→ **Exercise aim**
Take the data below and repeat it exactly.
── Provided records ──
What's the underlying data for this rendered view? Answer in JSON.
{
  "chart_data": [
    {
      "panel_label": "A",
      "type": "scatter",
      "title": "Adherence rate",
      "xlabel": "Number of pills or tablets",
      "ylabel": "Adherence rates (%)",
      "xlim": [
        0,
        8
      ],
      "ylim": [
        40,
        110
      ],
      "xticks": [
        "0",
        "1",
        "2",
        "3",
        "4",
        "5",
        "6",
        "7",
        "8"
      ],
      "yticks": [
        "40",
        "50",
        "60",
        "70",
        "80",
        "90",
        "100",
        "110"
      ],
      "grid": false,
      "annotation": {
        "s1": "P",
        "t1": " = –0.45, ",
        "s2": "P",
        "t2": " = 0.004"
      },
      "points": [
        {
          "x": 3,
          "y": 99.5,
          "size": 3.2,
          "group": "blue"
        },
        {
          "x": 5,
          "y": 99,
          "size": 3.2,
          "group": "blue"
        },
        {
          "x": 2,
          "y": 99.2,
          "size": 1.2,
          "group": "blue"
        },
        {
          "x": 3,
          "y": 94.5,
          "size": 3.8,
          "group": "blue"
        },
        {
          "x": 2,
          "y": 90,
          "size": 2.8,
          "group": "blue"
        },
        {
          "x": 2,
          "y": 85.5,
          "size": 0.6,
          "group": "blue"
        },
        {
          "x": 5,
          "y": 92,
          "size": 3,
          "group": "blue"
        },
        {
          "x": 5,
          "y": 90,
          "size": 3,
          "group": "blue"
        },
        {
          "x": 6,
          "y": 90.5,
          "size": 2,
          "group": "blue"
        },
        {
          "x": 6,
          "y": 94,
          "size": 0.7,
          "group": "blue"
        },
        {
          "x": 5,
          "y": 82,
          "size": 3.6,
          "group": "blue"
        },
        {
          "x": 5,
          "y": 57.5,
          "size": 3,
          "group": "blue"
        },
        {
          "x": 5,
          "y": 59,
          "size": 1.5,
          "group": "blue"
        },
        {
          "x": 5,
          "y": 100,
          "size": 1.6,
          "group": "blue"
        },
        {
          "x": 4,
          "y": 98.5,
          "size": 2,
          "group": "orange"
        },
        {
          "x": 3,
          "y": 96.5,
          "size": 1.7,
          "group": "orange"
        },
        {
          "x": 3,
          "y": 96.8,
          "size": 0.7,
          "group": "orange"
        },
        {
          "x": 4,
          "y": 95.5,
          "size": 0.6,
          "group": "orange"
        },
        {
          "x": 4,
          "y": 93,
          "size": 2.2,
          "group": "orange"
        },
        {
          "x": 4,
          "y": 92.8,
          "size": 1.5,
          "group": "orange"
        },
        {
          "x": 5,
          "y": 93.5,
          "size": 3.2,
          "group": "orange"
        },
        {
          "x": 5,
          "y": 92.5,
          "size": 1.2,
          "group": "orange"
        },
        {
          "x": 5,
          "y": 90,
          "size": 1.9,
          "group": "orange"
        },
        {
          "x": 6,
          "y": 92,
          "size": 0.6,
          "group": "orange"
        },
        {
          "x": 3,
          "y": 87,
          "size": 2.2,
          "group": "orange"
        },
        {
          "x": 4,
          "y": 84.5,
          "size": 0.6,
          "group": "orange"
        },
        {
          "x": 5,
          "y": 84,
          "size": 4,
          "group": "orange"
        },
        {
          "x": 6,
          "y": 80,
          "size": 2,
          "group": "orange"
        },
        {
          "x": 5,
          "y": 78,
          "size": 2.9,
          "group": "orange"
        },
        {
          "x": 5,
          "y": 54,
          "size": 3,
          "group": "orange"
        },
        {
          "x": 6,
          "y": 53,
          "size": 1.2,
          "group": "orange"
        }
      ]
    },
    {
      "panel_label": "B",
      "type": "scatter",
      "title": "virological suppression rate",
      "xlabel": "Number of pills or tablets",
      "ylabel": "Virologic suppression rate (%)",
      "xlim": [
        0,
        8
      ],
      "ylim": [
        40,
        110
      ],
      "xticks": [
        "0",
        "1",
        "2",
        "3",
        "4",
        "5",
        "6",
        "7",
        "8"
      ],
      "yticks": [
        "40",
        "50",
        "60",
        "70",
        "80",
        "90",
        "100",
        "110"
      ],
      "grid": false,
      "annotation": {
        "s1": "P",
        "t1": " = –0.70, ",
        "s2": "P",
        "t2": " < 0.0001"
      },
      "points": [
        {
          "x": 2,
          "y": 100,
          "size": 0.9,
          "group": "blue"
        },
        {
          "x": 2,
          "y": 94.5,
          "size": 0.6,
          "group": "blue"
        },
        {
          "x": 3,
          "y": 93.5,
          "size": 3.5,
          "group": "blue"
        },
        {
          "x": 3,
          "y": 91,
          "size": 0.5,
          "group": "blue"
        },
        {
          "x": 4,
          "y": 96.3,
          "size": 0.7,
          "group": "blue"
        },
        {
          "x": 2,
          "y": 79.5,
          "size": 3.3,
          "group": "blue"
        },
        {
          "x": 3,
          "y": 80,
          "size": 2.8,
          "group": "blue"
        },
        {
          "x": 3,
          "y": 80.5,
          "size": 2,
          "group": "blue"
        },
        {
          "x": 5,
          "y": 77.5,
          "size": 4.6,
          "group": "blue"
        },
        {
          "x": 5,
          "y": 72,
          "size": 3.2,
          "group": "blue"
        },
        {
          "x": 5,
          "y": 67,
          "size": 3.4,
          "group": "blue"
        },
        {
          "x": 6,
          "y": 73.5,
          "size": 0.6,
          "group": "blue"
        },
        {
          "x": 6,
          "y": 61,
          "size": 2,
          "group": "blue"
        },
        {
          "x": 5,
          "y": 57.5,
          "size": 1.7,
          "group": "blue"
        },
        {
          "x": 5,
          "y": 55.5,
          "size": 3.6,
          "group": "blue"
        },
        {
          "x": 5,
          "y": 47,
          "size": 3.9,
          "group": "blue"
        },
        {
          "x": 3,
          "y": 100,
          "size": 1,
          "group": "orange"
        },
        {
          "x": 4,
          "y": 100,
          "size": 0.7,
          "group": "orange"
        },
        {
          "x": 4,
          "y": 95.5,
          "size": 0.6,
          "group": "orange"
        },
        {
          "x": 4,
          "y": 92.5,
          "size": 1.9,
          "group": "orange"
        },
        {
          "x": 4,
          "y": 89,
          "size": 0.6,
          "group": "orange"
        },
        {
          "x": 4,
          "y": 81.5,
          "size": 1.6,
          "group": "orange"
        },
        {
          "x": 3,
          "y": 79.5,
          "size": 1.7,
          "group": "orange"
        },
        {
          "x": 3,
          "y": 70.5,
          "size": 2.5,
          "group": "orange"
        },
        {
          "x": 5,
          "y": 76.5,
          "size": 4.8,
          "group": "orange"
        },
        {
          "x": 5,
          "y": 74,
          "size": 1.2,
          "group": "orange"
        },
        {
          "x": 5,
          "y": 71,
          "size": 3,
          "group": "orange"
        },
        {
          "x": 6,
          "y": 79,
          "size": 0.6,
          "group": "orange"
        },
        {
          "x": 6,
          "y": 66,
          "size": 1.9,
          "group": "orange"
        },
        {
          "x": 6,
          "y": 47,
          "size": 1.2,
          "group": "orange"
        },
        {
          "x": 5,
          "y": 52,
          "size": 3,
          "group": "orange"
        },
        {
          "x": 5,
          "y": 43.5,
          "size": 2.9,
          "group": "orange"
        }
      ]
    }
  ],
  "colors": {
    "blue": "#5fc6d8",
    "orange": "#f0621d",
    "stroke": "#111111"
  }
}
───
→ **Solution to this task**
What's the underlying data for this rendered view? Answer in JSON.
{
  "chart_data": [
    {
      "panel_label": "A",
      "type": "scatter",
      "title": "Adherence rate",
      "xlabel": "Number of pills or tablets",
      "ylabel": "Adherence rates (%)",
      "xlim": [
        0,
        8
      ],
      "ylim": [
        40,
        110
      ],
      "xticks": [
        "0",
        "1",
        "2",
        "3",
        "4",
        "5",
        "6",
        "7",
        "8"
      ],
      "yticks": [
        "40",
        "50",
        "60",
        "70",
        "80",
        "90",
        "100",
        "110"
      ],
      "grid": false,
      "annotation": {
        "s1": "P",
        "t1": " = –0.45, ",
        "s2": "P",
        "t2": " = 0.004"
      },
      "points": [
        {
          "x": 3,
          "y": 99.5,
          "size": 3.2,
          "group": "blue"
        },
        {
          "x": 5,
          "y": 99,
          "size": 3.2,
          "group": "blue"
        },
        {
          "x": 2,
          "y": 99.2,
          "size": 1.2,
          "group": "blue"
        },
        {
          "x": 3,
          "y": 94.5,
          "size": 3.8,
          "group": "blue"
        },
        {
          "x": 2,
          "y": 90,
          "size": 2.8,
          "group": "blue"
        },
        {
          "x": 2,
          "y": 85.5,
          "size": 0.6,
          "group": "blue"
        },
        {
          "x": 5,
          "y": 92,
          "size": 3,
          "group": "blue"
        },
        {
          "x": 5,
          "y": 90,
          "size": 3,
          "group": "blue"
        },
        {
          "x": 6,
          "y": 90.5,
          "size": 2,
          "group": "blue"
        },
        {
          "x": 6,
          "y": 94,
          "size": 0.7,
          "group": "blue"
        },
        {
          "x": 5,
          "y": 82,
          "size": 3.6,
          "group": "blue"
        },
        {
          "x": 5,
          "y": 57.5,
          "size": 3,
          "group": "blue"
        },
        {
          "x": 5,
          "y": 59,
          "size": 1.5,
          "group": "blue"
        },
        {
          "x": 5,
          "y": 100,
          "size": 1.6,
          "group": "blue"
        },
        {
          "x": 4,
          "y": 98.5,
          "size": 2,
          "group": "orange"
        },
        {
          "x": 3,
          "y": 96.5,
          "size": 1.7,
          "group": "orange"
        },
        {
          "x": 3,
          "y": 96.8,
          "size": 0.7,
          "group": "orange"
        },
        {
          "x": 4,
          "y": 95.5,
          "size": 0.6,
          "group": "orange"
        },
        {
          "x": 4,
          "y": 93,
          "size": 2.2,
          "group": "orange"
        },
        {
          "x": 4,
          "y": 92.8,
          "size": 1.5,
          "group": "orange"
        },
        {
          "x": 5,
          "y": 93.5,
          "size": 3.2,
          "group": "orange"
        },
        {
          "x": 5,
          "y": 92.5,
          "size": 1.2,
          "group": "orange"
        },
        {
          "x": 5,
          "y": 90,
          "size": 1.9,
          "group": "orange"
        },
        {
          "x": 6,
          "y": 92,
          "size": 0.6,
          "group": "orange"
        },
        {
          "x": 3,
          "y": 87,
          "size": 2.2,
          "group": "orange"
        },
        {
          "x": 4,
          "y": 84.5,
          "size": 0.6,
          "group": "orange"
        },
        {
          "x": 5,
          "y": 84,
          "size": 4,
          "group": "orange"
        },
        {
          "x": 6,
          "y": 80,
          "size": 2,
          "group": "orange"
        },
        {
          "x": 5,
          "y": 78,
          "size": 2.9,
          "group": "orange"
        },
        {
          "x": 5,
          "y": 54,
          "size": 3,
          "group": "orange"
        },
        {
          "x": 6,
          "y": 53,
          "size": 1.2,
          "group": "orange"
        }
      ]
    },
    {
      "panel_label": "B",
      "type": "scatter",
      "title": "virological suppression rate",
      "xlabel": "Number of pills or tablets",
      "ylabel": "Virologic suppression rate (%)",
      "xlim": [
        0,
        8
      ],
      "ylim": [
        40,
        110
      ],
      "xticks": [
        "0",
        "1",
        "2",
        "3",
        "4",
        "5",
        "6",
        "7",
        "8"
      ],
      "yticks": [
        "40",
        "50",
        "60",
        "70",
        "80",
        "90",
        "100",
        "110"
      ],
      "grid": false,
      "annotation": {
        "s1": "P",
        "t1": " = –0.70, ",
        "s2": "P",
        "t2": " < 0.0001"
      },
      "points": [
        {
          "x": 2,
          "y": 100,
          "size": 0.9,
          "group": "blue"
        },
        {
          "x": 2,
          "y": 94.5,
          "size": 0.6,
          "group": "blue"
        },
        {
          "x": 3,
          "y": 93.5,
          "size": 3.5,
          "group": "blue"
        },
        {
          "x": 3,
          "y": 91,
          "size": 0.5,
          "group": "blue"
        },
        {
          "x": 4,
          "y": 96.3,
          "size": 0.7,
          "group": "blue"
        },
        {
          "x": 2,
          "y": 79.5,
          "size": 3.3,
          "group": "blue"
        },
        {
          "x": 3,
          "y": 80,
          "size": 2.8,
          "group": "blue"
        },
        {
          "x": 3,
          "y": 80.5,
          "size": 2,
          "group": "blue"
        },
        {
          "x": 5,
          "y": 77.5,
          "size": 4.6,
          "group": "blue"
        },
        {
          "x": 5,
          "y": 72,
          "size": 3.2,
          "group": "blue"
        },
        {
          "x": 5,
          "y": 67,
          "size": 3.4,
          "group": "blue"
        },
        {
          "x": 6,
          "y": 73.5,
          "size": 0.6,
          "group": "blue"
        },
        {
          "x": 6,
          "y": 61,
          "size": 2,
          "group": "blue"
        },
        {
          "x": 5,
          "y": 57.5,
          "size": 1.7,
          "group": "blue"
        },
        {
          "x": 5,
          "y": 55.5,
          "size": 3.6,
          "group": "blue"
        },
        {
          "x": 5,
          "y": 47,
          "size": 3.9,
          "group": "blue"
        },
        {
          "x": 3,
          "y": 100,
          "size": 1,
          "group": "orange"
        },
        {
          "x": 4,
          "y": 100,
          "size": 0.7,
          "group": "orange"
        },
        {
          "x": 4,
          "y": 95.5,
          "size": 0.6,
          "group": "orange"
        },
        {
          "x": 4,
          "y": 92.5,
          "size": 1.9,
          "group": "orange"
        },
        {
          "x": 4,
          "y": 89,
          "size": 0.6,
          "group": "orange"
        },
        {
          "x": 4,
          "y": 81.5,
          "size": 1.6,
          "group": "orange"
        },
        {
          "x": 3,
          "y": 79.5,
          "size": 1.7,
          "group": "orange"
        },
        {
          "x": 3,
          "y": 70.5,
          "size": 2.5,
          "group": "orange"
        },
        {
          "x": 5,
          "y": 76.5,
          "size": 4.8,
          "group": "orange"
        },
        {
          "x": 5,
          "y": 74,
          "size": 1.2,
          "group": "orange"
        },
        {
          "x": 5,
          "y": 71,
          "size": 3,
          "group": "orange"
        },
        {
          "x": 6,
          "y": 79,
          "size": 0.6,
          "group": "orange"
        },
        {
          "x": 6,
          "y": 66,
          "size": 1.9,
          "group": "orange"
        },
        {
          "x": 6,
          "y": 47,
          "size": 1.2,
          "group": "orange"
        },
        {
          "x": 5,
          "y": 52,
          "size": 3,
          "group": "orange"
        },
        {
          "x": 5,
          "y": 43.5,
          "size": 2.9,
          "group": "orange"
        }
      ]
    }
  ],
  "colors": {
    "blue": "#5fc6d8",
    "orange": "#f0621d",
    "stroke": "#111111"
  }
}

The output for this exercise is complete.